++++ Given records
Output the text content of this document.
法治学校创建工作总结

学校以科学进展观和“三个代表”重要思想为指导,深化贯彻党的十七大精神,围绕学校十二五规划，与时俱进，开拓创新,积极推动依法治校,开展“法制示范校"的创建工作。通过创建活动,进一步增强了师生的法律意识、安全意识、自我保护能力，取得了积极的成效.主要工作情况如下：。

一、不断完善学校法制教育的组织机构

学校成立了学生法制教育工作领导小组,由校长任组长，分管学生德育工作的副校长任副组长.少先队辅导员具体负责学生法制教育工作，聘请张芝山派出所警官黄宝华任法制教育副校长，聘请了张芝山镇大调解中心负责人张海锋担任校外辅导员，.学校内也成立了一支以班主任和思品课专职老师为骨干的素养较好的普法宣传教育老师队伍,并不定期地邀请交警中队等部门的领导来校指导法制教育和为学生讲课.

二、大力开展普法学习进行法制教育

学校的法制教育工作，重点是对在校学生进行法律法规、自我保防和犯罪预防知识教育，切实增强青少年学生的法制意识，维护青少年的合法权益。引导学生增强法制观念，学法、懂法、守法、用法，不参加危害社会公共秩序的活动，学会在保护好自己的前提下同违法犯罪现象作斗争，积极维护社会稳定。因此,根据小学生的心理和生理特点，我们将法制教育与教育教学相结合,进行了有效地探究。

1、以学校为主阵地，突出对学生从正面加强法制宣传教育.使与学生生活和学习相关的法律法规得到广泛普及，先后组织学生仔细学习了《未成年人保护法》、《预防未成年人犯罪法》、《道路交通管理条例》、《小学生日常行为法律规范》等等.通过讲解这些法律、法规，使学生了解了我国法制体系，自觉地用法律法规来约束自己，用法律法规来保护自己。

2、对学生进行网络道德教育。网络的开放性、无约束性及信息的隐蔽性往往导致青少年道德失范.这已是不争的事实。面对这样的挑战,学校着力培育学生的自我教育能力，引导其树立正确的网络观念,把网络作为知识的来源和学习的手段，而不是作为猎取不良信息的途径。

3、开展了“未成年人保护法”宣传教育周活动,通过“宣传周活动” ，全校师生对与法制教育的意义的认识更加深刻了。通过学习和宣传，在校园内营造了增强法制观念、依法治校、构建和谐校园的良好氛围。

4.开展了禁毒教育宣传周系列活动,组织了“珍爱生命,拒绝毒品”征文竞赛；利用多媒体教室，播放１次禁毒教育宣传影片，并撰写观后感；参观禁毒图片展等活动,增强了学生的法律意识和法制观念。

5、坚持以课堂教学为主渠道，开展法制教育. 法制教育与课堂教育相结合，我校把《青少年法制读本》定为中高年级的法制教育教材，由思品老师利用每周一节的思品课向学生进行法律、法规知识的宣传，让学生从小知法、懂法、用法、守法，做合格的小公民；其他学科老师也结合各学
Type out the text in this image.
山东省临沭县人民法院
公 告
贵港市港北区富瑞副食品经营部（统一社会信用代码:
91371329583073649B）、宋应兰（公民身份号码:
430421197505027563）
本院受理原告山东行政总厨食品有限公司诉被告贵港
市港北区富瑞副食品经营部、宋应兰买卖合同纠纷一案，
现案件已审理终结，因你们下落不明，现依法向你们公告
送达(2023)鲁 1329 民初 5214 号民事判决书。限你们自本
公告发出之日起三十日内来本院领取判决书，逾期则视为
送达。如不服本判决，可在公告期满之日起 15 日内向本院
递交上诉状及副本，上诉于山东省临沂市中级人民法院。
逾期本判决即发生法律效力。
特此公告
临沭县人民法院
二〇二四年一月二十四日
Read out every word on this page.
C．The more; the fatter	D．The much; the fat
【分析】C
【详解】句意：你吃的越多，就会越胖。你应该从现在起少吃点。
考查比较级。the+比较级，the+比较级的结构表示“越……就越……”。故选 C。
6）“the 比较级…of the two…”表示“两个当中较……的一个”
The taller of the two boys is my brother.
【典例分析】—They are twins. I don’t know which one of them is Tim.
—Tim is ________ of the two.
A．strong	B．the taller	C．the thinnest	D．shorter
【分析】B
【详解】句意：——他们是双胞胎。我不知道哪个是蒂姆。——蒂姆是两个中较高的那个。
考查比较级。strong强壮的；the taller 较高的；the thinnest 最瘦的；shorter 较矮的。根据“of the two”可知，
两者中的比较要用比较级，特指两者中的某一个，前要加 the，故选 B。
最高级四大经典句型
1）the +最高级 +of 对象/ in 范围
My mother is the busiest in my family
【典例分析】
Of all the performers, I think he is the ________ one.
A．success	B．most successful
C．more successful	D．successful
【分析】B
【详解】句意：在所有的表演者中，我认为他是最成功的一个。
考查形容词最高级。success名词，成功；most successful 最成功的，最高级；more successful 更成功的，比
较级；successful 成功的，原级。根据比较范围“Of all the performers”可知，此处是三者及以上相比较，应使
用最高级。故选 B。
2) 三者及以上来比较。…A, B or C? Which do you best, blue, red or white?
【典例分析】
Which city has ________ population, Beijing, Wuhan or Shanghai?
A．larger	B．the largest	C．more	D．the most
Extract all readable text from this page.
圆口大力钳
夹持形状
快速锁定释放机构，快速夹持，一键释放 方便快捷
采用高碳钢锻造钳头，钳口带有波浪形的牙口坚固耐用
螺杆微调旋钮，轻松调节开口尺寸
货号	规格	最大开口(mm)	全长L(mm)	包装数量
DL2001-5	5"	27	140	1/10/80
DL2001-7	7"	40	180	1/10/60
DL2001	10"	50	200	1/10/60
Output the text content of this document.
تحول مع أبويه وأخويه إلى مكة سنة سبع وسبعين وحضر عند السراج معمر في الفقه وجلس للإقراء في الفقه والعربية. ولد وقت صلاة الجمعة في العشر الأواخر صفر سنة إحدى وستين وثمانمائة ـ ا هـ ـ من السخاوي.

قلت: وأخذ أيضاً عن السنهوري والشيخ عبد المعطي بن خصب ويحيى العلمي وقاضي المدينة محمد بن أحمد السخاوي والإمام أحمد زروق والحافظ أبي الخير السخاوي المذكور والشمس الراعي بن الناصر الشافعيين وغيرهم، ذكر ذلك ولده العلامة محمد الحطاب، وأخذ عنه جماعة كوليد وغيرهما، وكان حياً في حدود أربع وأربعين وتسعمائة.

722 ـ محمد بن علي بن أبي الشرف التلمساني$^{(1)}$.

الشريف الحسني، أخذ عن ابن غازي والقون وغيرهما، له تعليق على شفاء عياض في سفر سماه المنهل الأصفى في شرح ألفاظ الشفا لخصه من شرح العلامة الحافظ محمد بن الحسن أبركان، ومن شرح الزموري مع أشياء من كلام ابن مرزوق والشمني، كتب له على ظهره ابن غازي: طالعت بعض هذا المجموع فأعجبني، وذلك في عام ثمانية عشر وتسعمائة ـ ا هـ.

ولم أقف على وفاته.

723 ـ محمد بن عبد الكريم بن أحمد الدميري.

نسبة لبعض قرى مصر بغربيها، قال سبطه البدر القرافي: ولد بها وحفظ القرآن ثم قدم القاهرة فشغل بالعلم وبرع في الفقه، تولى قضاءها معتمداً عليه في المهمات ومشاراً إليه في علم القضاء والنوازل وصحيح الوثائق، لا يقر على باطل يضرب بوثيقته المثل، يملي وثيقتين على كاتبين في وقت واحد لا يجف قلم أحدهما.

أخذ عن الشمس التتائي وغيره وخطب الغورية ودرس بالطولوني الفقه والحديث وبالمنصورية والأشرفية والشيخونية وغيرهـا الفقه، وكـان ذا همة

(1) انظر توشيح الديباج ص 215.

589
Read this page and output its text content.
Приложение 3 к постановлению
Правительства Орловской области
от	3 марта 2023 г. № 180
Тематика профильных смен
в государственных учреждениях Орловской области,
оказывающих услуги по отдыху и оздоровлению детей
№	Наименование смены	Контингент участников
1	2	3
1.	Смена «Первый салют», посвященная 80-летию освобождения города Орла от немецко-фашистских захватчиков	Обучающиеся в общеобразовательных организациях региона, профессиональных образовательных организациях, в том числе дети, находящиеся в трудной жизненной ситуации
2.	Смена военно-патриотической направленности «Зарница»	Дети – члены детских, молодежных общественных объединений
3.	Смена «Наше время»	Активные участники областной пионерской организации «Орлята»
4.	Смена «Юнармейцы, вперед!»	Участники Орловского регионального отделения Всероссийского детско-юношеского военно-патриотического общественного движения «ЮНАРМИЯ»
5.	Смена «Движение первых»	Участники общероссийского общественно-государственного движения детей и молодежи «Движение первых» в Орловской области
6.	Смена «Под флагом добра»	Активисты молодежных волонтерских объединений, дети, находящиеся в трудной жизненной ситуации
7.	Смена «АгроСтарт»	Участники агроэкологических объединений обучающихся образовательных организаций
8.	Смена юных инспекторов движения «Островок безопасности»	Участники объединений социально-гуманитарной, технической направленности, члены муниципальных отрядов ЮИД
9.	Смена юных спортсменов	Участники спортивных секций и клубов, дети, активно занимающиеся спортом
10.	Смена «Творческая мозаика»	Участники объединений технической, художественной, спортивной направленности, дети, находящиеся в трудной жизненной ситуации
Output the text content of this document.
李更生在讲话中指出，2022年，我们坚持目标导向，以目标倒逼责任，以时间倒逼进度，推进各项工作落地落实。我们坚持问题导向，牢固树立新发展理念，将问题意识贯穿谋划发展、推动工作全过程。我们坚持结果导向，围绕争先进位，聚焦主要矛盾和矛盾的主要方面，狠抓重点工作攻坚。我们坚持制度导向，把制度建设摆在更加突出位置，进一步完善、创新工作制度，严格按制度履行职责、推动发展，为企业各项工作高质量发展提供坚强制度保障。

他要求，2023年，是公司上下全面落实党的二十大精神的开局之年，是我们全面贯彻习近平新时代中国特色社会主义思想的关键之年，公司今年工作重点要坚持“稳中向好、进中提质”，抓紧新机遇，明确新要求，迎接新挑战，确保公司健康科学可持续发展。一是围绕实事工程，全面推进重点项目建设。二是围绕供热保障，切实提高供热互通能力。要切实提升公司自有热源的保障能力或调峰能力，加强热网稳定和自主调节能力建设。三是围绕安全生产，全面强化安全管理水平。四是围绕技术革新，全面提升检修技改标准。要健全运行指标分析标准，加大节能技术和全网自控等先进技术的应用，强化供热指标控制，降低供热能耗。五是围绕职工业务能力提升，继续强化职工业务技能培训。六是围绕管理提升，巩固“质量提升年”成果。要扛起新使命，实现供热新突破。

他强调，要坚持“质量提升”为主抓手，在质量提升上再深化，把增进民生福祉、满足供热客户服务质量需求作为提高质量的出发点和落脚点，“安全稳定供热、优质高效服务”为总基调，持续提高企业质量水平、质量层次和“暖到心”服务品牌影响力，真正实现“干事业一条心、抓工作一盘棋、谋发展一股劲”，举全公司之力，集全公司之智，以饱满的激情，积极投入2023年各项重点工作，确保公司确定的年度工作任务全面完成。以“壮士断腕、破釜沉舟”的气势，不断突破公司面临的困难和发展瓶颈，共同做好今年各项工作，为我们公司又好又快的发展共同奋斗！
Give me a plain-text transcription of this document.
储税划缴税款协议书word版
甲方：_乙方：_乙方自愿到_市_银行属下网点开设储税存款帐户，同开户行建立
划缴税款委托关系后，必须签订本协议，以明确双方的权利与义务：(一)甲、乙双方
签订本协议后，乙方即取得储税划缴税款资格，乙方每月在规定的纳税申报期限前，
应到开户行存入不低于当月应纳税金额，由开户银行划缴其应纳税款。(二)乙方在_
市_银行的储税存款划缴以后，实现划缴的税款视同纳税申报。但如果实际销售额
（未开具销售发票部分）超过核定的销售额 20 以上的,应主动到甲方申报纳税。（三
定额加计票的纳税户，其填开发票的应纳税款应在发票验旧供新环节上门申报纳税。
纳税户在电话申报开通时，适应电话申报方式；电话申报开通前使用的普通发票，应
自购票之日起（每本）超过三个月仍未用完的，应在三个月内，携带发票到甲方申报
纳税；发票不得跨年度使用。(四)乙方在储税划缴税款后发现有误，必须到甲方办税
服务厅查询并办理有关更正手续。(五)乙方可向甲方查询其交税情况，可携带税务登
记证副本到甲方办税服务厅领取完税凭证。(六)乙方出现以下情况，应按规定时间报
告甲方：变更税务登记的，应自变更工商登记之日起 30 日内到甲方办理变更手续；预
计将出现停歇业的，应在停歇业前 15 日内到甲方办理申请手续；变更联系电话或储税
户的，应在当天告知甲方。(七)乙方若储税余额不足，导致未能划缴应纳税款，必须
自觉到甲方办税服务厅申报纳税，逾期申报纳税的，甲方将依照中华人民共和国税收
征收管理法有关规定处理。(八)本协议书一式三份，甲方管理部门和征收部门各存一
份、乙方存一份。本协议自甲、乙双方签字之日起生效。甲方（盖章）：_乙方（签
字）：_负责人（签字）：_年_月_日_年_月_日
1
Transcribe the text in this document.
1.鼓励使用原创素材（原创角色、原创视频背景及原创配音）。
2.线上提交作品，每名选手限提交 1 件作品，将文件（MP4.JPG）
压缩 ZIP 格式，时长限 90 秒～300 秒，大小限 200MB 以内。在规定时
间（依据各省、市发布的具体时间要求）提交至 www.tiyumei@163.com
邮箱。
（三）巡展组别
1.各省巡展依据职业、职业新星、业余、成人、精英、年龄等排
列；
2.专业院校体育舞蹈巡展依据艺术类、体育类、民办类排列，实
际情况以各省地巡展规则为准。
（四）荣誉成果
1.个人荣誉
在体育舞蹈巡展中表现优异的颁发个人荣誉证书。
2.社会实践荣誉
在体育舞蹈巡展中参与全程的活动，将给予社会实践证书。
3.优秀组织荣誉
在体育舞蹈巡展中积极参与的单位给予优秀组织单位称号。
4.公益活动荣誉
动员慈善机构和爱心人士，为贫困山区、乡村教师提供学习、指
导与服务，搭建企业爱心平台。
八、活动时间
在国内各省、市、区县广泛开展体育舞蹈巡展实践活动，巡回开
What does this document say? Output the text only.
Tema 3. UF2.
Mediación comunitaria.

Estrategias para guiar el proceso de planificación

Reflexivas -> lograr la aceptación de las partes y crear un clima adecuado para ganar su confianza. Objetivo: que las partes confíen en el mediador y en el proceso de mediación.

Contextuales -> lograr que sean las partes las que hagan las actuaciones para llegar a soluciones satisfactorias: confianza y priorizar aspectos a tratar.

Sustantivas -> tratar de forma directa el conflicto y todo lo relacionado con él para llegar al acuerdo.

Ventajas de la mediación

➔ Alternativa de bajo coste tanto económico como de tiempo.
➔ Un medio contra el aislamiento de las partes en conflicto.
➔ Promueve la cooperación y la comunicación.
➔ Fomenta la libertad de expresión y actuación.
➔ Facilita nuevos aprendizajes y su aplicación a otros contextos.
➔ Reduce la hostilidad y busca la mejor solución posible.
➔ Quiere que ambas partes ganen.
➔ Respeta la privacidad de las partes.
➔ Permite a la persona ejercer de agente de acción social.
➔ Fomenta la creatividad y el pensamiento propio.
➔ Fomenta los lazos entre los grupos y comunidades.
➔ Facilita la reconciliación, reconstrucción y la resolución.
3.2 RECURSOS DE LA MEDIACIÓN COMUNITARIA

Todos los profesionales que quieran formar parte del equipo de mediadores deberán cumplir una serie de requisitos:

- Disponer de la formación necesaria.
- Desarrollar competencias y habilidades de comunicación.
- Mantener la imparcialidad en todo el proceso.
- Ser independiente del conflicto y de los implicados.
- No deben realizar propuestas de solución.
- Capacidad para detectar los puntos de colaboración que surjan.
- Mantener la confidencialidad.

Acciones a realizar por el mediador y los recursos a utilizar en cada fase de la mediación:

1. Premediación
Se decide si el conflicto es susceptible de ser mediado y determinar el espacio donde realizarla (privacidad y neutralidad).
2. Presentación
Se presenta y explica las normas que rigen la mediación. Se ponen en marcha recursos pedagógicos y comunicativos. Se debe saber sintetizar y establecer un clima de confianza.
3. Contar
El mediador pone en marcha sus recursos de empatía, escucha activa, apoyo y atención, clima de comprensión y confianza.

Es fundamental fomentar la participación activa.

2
++++++++
**Brief**
All lines of the data above that include the word "taller" must be shown.

**Output of the exercise**
The taller of the two boys is my brother.
A．strong	B．the taller	C．the thinnest	D．shorter
考查比较级。strong强壮的；the taller 较高的；the thinnest 最瘦的；shorter 较矮的。根据“of the two”可知，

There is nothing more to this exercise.